▸ **Stated task**:
The listing below should be written out exactly; please include all of it.

--- begin Task material ---

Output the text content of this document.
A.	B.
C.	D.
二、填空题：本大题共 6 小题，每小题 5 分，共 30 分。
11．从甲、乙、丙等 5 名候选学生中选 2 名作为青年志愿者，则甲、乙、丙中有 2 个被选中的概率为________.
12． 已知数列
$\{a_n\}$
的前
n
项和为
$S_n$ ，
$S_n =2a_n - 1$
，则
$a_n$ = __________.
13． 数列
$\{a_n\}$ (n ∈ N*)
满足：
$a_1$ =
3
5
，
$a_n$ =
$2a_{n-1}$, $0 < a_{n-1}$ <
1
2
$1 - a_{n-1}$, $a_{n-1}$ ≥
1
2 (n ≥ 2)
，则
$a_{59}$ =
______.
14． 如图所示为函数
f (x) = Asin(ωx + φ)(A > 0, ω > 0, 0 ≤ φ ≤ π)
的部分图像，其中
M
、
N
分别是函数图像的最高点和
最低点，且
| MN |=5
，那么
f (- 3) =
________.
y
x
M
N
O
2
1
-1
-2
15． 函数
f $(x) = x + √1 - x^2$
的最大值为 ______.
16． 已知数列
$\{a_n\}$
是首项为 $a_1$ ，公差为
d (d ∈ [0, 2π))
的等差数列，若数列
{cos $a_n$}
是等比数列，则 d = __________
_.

--- end Task material ---

▸ **Response to the exercise**:
Output the text content of this document.
A.	B.
C.	D.
二、填空题：本大题共 6 小题，每小题 5 分，共 30 分。
11．从甲、乙、丙等 5 名候选学生中选 2 名作为青年志愿者，则甲、乙、丙中有 2 个被选中的概率为________.
12． 已知数列
$\{a_n\}$
的前
n
项和为
$S_n$ ，
$S_n =2a_n - 1$
，则
$a_n$ = __________.
13． 数列
$\{a_n\}$ (n ∈ N*)
满足：
$a_1$ =
3
5
，
$a_n$ =
$2a_{n-1}$, $0 < a_{n-1}$ <
1
2
$1 - a_{n-1}$, $a_{n-1}$ ≥
1
2 (n ≥ 2)
，则
$a_{59}$ =
______.
14． 如图所示为函数
f (x) = Asin(ωx + φ)(A > 0, ω > 0, 0 ≤ φ ≤ π)
的部分图像，其中
M
、
N
分别是函数图像的最高点和
最低点，且
| MN |=5
，那么
f (- 3) =
________.
y
x
M
N
O
2
1
-1
-2
15． 函数
f $(x) = x + √1 - x^2$
的最大值为 ______.
16． 已知数列
$\{a_n\}$
是首项为 $a_1$ ，公差为
d (d ∈ [0, 2π))
的等差数列，若数列
{cos $a_n$}
是等比数列，则 d = __________
_.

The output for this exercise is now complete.